__WHAT THE TASK ASKS__
Lines that contain the string "assuming" are to be copied; leave out all others.

# START OF DATA TO USE

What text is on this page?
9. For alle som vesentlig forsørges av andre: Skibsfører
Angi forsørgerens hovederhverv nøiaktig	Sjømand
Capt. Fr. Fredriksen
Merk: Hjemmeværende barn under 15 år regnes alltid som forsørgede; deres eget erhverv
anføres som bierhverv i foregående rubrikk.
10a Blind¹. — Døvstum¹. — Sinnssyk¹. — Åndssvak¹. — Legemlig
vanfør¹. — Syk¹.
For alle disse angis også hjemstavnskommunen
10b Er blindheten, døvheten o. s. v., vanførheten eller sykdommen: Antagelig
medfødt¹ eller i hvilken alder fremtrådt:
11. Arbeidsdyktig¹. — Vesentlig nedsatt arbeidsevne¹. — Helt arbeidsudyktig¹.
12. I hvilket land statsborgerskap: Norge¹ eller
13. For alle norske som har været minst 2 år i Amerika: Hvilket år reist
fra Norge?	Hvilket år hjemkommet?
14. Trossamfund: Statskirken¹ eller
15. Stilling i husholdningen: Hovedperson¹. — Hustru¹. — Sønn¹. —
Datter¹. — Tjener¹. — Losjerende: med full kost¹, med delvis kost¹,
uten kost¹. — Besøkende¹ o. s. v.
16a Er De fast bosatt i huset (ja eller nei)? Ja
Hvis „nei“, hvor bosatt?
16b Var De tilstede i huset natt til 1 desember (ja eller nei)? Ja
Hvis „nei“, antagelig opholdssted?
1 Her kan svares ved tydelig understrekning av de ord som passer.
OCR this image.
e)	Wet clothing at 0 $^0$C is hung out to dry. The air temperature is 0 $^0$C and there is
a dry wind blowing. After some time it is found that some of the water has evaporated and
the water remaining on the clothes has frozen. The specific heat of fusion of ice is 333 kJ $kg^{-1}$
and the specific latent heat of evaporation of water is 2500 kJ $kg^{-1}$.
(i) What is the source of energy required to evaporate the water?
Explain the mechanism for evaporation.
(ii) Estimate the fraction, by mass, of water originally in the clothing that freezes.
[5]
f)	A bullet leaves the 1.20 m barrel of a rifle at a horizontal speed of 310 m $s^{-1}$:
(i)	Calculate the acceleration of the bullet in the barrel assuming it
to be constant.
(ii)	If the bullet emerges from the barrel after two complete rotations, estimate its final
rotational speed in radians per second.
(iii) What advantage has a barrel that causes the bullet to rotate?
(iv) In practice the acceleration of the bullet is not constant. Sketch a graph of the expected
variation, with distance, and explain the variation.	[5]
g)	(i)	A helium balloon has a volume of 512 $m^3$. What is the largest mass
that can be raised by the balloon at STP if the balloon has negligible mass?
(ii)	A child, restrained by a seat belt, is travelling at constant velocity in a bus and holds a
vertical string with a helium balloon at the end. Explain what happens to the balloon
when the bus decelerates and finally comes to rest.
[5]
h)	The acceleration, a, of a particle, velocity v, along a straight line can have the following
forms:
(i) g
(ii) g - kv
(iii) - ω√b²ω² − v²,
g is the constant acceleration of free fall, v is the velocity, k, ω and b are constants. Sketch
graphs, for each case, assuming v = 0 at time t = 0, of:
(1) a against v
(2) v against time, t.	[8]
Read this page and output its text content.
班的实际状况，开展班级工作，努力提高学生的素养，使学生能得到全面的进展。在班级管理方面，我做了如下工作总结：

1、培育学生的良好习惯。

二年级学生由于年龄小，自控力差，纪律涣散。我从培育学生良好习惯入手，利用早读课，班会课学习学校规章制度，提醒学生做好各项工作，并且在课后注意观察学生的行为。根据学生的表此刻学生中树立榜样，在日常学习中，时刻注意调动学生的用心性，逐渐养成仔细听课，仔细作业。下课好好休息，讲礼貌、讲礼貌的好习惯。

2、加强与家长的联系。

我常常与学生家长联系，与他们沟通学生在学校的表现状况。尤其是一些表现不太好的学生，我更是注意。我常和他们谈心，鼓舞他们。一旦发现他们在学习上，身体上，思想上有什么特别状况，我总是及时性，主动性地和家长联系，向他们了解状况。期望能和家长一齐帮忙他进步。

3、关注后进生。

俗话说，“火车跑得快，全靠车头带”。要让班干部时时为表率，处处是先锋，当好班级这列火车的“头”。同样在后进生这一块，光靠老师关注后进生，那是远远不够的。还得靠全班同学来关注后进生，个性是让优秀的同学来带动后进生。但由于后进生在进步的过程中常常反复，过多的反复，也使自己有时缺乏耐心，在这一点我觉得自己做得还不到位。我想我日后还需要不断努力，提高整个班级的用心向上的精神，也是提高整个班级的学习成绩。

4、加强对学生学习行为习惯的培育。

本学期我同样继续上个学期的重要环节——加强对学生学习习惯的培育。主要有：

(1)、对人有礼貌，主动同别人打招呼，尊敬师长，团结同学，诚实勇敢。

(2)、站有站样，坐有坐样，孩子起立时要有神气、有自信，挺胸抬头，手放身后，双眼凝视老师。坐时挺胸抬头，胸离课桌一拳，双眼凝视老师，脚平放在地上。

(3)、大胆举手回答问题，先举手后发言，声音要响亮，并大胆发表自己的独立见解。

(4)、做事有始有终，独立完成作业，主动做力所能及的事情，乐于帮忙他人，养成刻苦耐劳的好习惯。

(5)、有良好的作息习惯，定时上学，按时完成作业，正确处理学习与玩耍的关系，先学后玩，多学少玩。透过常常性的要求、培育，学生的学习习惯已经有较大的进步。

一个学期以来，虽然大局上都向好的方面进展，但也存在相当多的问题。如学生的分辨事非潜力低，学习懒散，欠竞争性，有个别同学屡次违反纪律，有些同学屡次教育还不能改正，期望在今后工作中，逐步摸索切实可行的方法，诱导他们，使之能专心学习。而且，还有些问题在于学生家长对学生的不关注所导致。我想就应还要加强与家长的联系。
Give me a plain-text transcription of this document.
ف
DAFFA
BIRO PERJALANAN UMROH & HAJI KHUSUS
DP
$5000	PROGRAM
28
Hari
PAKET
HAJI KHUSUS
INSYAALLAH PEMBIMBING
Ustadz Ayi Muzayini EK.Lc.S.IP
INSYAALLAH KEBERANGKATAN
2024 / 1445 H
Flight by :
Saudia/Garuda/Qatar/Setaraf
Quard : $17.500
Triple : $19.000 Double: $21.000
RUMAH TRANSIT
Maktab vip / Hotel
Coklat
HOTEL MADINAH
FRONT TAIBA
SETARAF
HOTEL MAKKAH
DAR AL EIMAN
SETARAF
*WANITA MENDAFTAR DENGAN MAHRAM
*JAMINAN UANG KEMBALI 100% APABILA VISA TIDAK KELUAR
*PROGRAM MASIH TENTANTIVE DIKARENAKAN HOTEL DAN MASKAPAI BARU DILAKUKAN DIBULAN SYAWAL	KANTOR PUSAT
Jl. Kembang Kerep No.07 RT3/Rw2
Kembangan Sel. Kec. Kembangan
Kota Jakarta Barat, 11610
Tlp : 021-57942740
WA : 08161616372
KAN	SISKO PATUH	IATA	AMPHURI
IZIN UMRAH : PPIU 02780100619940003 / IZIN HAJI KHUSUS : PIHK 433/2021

# END OF DATA TO USE

__OUTPUT OF THE TASK__
(i)	Calculate the acceleration of the bullet in the barrel assuming it
graphs, for each case, assuming v = 0 at time t = 0, of:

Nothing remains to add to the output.